Problem to solve -> Copy out the records word for word, from their beginning through the line that contains "The work tool 14 is at (350, 677).", with both ends included and the pictures left out.

Working data ->
BEGIN
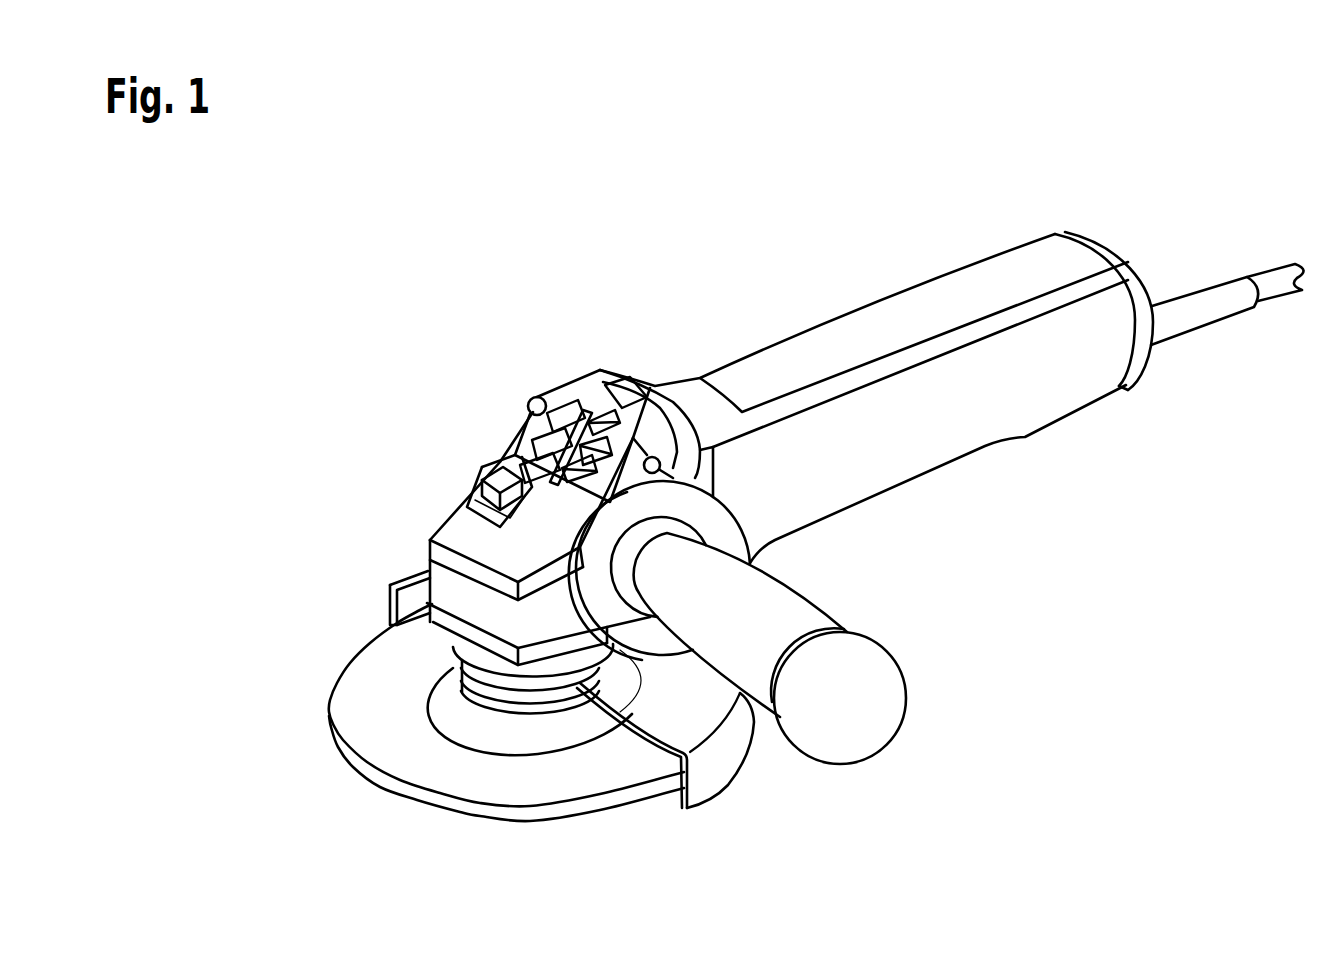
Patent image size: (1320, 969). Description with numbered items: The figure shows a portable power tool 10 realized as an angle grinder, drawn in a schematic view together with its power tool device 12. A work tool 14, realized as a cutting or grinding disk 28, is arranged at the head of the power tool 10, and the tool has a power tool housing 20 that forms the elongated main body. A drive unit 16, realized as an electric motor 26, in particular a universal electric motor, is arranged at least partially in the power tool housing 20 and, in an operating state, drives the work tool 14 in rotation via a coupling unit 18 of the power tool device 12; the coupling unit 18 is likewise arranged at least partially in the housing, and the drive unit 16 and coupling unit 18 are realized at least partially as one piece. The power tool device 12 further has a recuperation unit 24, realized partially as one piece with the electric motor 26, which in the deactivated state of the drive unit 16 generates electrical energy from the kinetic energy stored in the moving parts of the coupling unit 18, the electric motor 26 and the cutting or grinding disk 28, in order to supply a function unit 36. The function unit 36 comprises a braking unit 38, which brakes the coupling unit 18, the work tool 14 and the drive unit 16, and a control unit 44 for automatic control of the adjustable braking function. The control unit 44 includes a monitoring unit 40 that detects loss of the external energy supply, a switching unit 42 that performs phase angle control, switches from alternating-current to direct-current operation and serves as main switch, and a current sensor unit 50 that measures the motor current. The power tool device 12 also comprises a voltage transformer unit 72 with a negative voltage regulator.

The power tool 10 is at (575, 248).
The power tool device 12 is at (473, 325).
The work tool 14 is at (350, 677).
The drive unit 16 is at (407, 487).
The coupling unit 18 is at (337, 587).
The power tool housing 20 is at (1050, 403).
The recuperation unit 24 is at (427, 427).
The electric motor 26 is at (453, 393).
The cutting or grinding disk 28 is at (530, 699).
The function unit 36 is at (337, 463).
The braking unit 38 is at (481, 476).
The monitoring unit 40 is at (502, 370).
The switching unit 42 is at (533, 360).
The control unit 44 is at (558, 360).
The current sensor unit 50 is at (600, 360).
The voltage transformer unit 72 is at (655, 337).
END
Answer to the exercise ->
Patent image size: (1320, 969). Description with numbered items: The figure shows a portable power tool 10 realized as an angle grinder, drawn in a schematic view together with its power tool device 12. A work tool 14, realized as a cutting or grinding disk 28, is arranged at the head of the power tool 10, and the tool has a power tool housing 20 that forms the elongated main body. A drive unit 16, realized as an electric motor 26, in particular a universal electric motor, is arranged at least partially in the power tool housing 20 and, in an operating state, drives the work tool 14 in rotation via a coupling unit 18 of the power tool device 12; the coupling unit 18 is likewise arranged at least partially in the housing, and the drive unit 16 and coupling unit 18 are realized at least partially as one piece. The power tool device 12 further has a recuperation unit 24, realized partially as one piece with the electric motor 26, which in the deactivated state of the drive unit 16 generates electrical energy from the kinetic energy stored in the moving parts of the coupling unit 18, the electric motor 26 and the cutting or grinding disk 28, in order to supply a function unit 36. The function unit 36 comprises a braking unit 38, which brakes the coupling unit 18, the work tool 14 and the drive unit 16, and a control unit 44 for automatic control of the adjustable braking function. The control unit 44 includes a monitoring unit 40 that detects loss of the external energy supply, a switching unit 42 that performs phase angle control, switches from alternating-current to direct-current operation and serves as main switch, and a current sensor unit 50 that measures the motor current. The power tool device 12 also comprises a voltage transformer unit 72 with a negative voltage regulator.

The power tool 10 is at (575, 248).
The power tool device 12 is at (473, 325).
The work tool 14 is at (350, 677).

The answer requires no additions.